_Directive_
Leaving out all images, write out the records that follow exactly.

════

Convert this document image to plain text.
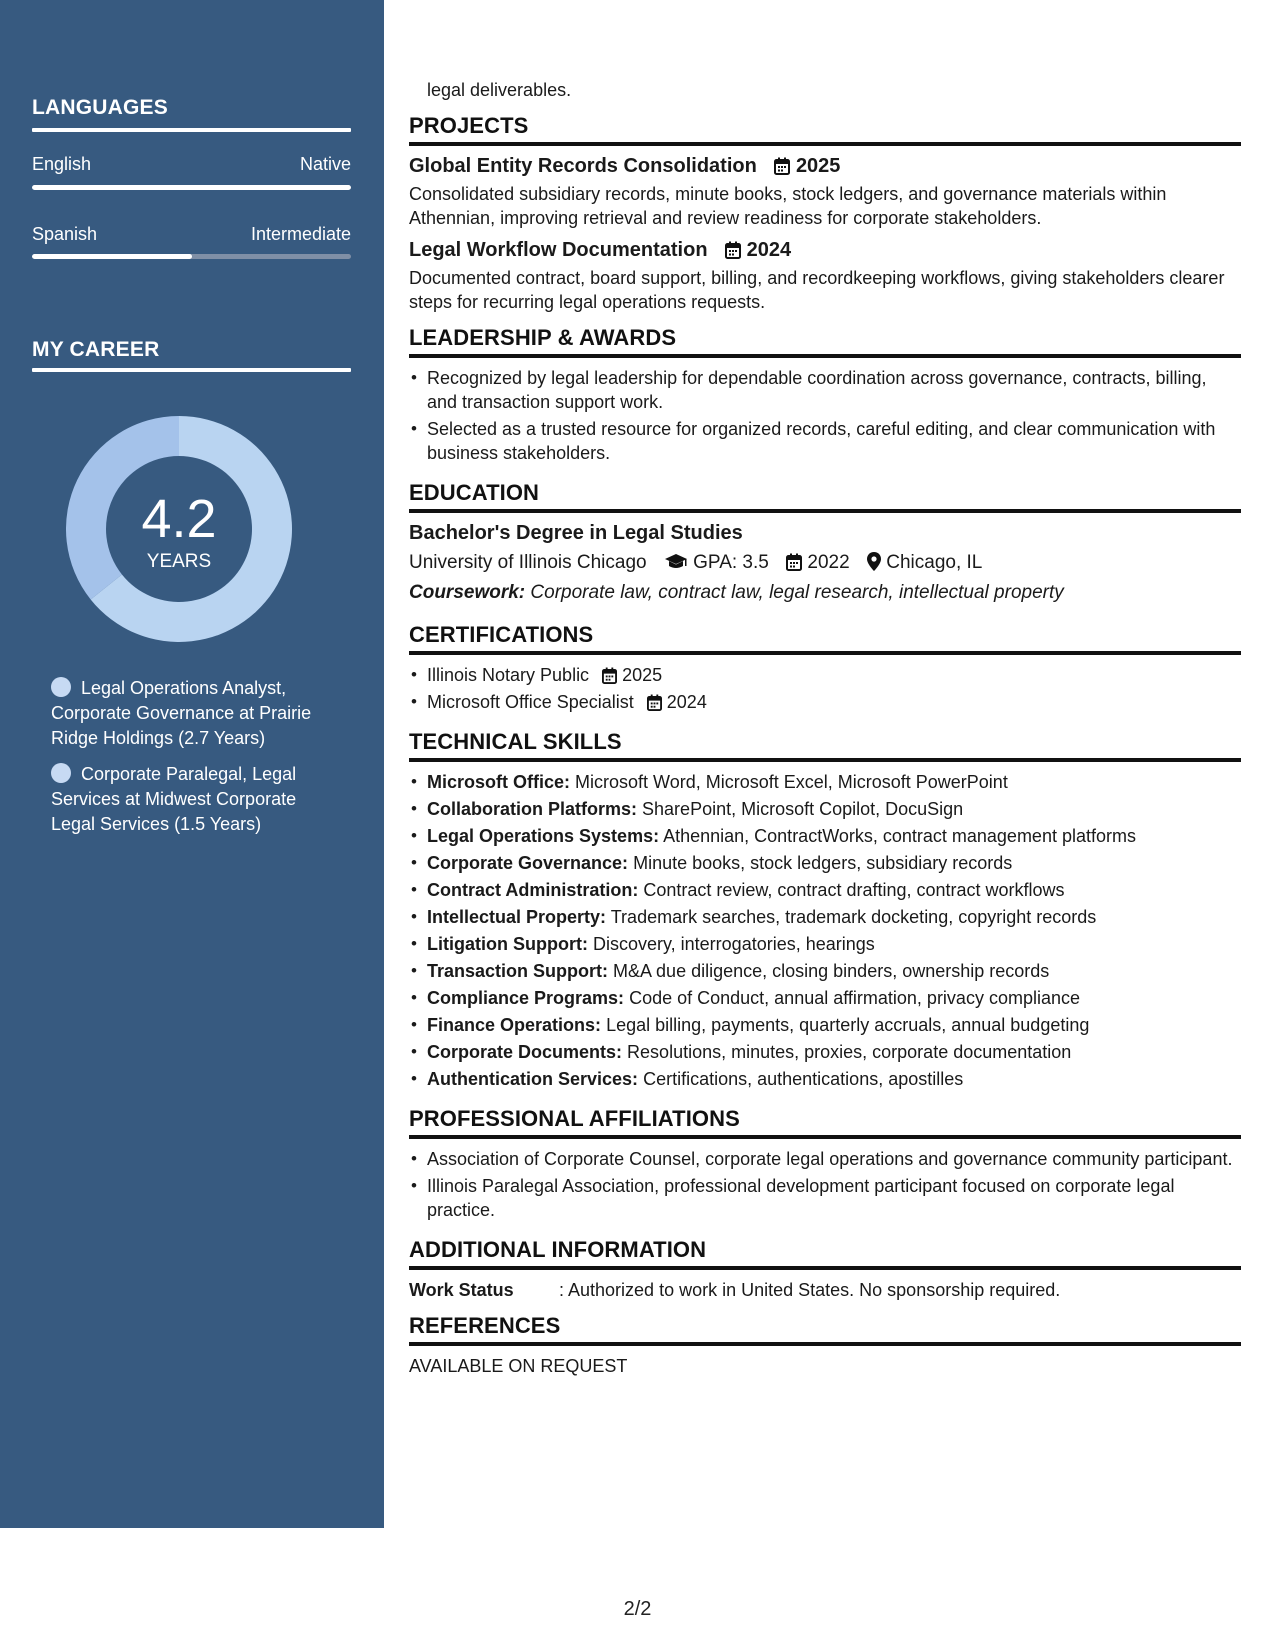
LANGUAGES
English	Native
Spanish	Intermediate
MY CAREER
4.2
YEARS
Legal Operations Analyst, Corporate Governance at Prairie Ridge Holdings (2.7 Years)
Corporate Paralegal, Legal Services at Midwest Corporate Legal Services (1.5 Years)
legal deliverables.
PROJECTS
Global Entity Records Consolidation 2025
Consolidated subsidiary records, minute books, stock ledgers, and governance materials within Athennian, improving retrieval and review readiness for corporate stakeholders.
Legal Workflow Documentation 2024
Documented contract, board support, billing, and recordkeeping workflows, giving stakeholders clearer steps for recurring legal operations requests.
LEADERSHIP & AWARDS
• Recognized by legal leadership for dependable coordination across governance, contracts, billing, and transaction support work.
• Selected as a trusted resource for organized records, careful editing, and clear communication with business stakeholders.
EDUCATION
Bachelor's Degree in Legal Studies
University of Illinois Chicago GPA: 3.5 2022 Chicago, IL
Coursework: Corporate law, contract law, legal research, intellectual property
CERTIFICATIONS
• Illinois Notary Public 2025
• Microsoft Office Specialist 2024
TECHNICAL SKILLS
• Microsoft Office: Microsoft Word, Microsoft Excel, Microsoft PowerPoint
• Collaboration Platforms: SharePoint, Microsoft Copilot, DocuSign
• Legal Operations Systems: Athennian, ContractWorks, contract management platforms
• Corporate Governance: Minute books, stock ledgers, subsidiary records
• Contract Administration: Contract review, contract drafting, contract workflows
• Intellectual Property: Trademark searches, trademark docketing, copyright records
• Litigation Support: Discovery, interrogatories, hearings
• Transaction Support: M&A due diligence, closing binders, ownership records
• Compliance Programs: Code of Conduct, annual affirmation, privacy compliance
• Finance Operations: Legal billing, payments, quarterly accruals, annual budgeting
• Corporate Documents: Resolutions, minutes, proxies, corporate documentation
• Authentication Services: Certifications, authentications, apostilles
PROFESSIONAL AFFILIATIONS
• Association of Corporate Counsel, corporate legal operations and governance community participant.
• Illinois Paralegal Association, professional development participant focused on corporate legal practice.
ADDITIONAL INFORMATION
Work Status	: Authorized to work in United States. No sponsorship required.
REFERENCES
AVAILABLE ON REQUEST
2/2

════

_The result_
Convert this document image to plain text.
LANGUAGES
English	Native
Spanish	Intermediate
MY CAREER
4.2
YEARS
Legal Operations Analyst, Corporate Governance at Prairie Ridge Holdings (2.7 Years)
Corporate Paralegal, Legal Services at Midwest Corporate Legal Services (1.5 Years)
legal deliverables.
PROJECTS
Global Entity Records Consolidation 2025
Consolidated subsidiary records, minute books, stock ledgers, and governance materials within Athennian, improving retrieval and review readiness for corporate stakeholders.
Legal Workflow Documentation 2024
Documented contract, board support, billing, and recordkeeping workflows, giving stakeholders clearer steps for recurring legal operations requests.
LEADERSHIP & AWARDS
• Recognized by legal leadership for dependable coordination across governance, contracts, billing, and transaction support work.
• Selected as a trusted resource for organized records, careful editing, and clear communication with business stakeholders.
EDUCATION
Bachelor's Degree in Legal Studies
University of Illinois Chicago GPA: 3.5 2022 Chicago, IL
Coursework: Corporate law, contract law, legal research, intellectual property
CERTIFICATIONS
• Illinois Notary Public 2025
• Microsoft Office Specialist 2024
TECHNICAL SKILLS
• Microsoft Office: Microsoft Word, Microsoft Excel, Microsoft PowerPoint
• Collaboration Platforms: SharePoint, Microsoft Copilot, DocuSign
• Legal Operations Systems: Athennian, ContractWorks, contract management platforms
• Corporate Governance: Minute books, stock ledgers, subsidiary records
• Contract Administration: Contract review, contract drafting, contract workflows
• Intellectual Property: Trademark searches, trademark docketing, copyright records
• Litigation Support: Discovery, interrogatories, hearings
• Transaction Support: M&A due diligence, closing binders, ownership records
• Compliance Programs: Code of Conduct, annual affirmation, privacy compliance
• Finance Operations: Legal billing, payments, quarterly accruals, annual budgeting
• Corporate Documents: Resolutions, minutes, proxies, corporate documentation
• Authentication Services: Certifications, authentications, apostilles
PROFESSIONAL AFFILIATIONS
• Association of Corporate Counsel, corporate legal operations and governance community participant.
• Illinois Paralegal Association, professional development participant focused on corporate legal practice.
ADDITIONAL INFORMATION
Work Status	: Authorized to work in United States. No sponsorship required.
REFERENCES
AVAILABLE ON REQUEST
2/2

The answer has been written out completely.